Data entries:
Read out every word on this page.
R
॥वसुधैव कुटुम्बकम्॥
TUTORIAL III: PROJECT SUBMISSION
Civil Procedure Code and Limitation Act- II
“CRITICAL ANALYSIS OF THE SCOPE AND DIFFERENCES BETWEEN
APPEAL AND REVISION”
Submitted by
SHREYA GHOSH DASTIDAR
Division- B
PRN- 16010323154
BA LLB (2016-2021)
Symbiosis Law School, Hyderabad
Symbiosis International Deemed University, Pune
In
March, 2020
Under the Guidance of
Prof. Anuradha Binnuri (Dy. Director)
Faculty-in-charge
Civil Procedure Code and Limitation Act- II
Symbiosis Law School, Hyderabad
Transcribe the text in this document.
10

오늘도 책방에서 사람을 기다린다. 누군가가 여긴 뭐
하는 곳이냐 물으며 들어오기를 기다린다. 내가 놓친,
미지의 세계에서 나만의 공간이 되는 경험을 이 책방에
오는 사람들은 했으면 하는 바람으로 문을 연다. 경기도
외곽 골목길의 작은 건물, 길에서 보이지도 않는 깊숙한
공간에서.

--

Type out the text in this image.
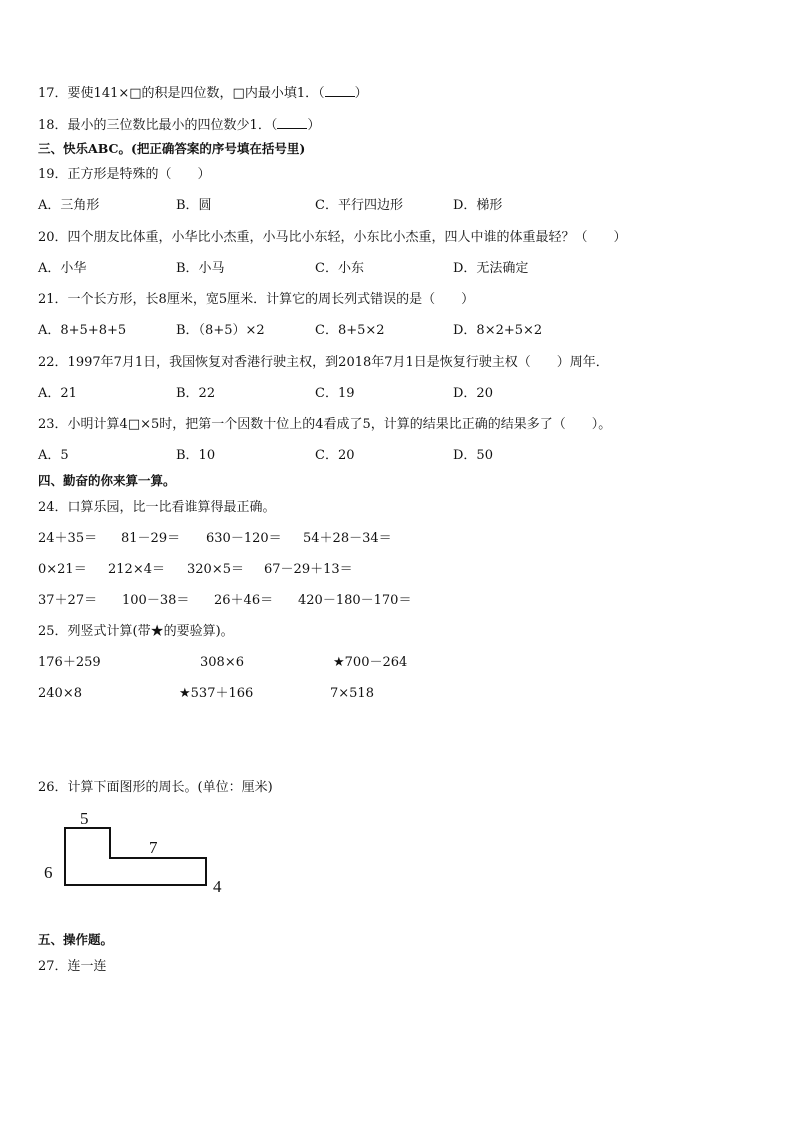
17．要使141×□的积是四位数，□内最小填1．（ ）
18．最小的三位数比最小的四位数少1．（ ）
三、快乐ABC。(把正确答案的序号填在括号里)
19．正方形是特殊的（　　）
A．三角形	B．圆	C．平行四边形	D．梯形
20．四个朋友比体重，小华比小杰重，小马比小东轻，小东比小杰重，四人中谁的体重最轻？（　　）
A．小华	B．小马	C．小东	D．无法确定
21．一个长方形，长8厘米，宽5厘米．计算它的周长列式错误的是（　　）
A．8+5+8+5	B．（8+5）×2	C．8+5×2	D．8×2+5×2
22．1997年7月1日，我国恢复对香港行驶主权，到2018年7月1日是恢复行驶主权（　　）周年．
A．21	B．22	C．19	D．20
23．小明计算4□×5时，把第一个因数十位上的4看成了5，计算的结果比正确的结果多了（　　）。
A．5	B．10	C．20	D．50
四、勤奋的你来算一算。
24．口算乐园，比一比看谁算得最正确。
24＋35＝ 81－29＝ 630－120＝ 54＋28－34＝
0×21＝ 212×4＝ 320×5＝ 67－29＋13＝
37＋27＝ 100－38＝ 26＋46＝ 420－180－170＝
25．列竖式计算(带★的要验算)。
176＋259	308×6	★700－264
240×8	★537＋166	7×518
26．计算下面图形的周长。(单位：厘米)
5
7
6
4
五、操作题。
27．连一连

Task requirements:
Where a line of the entries contains the word "this", copy that line.

Output below:
Read out every word on this page.
Transcribe the text in this document.
Type out the text in this image.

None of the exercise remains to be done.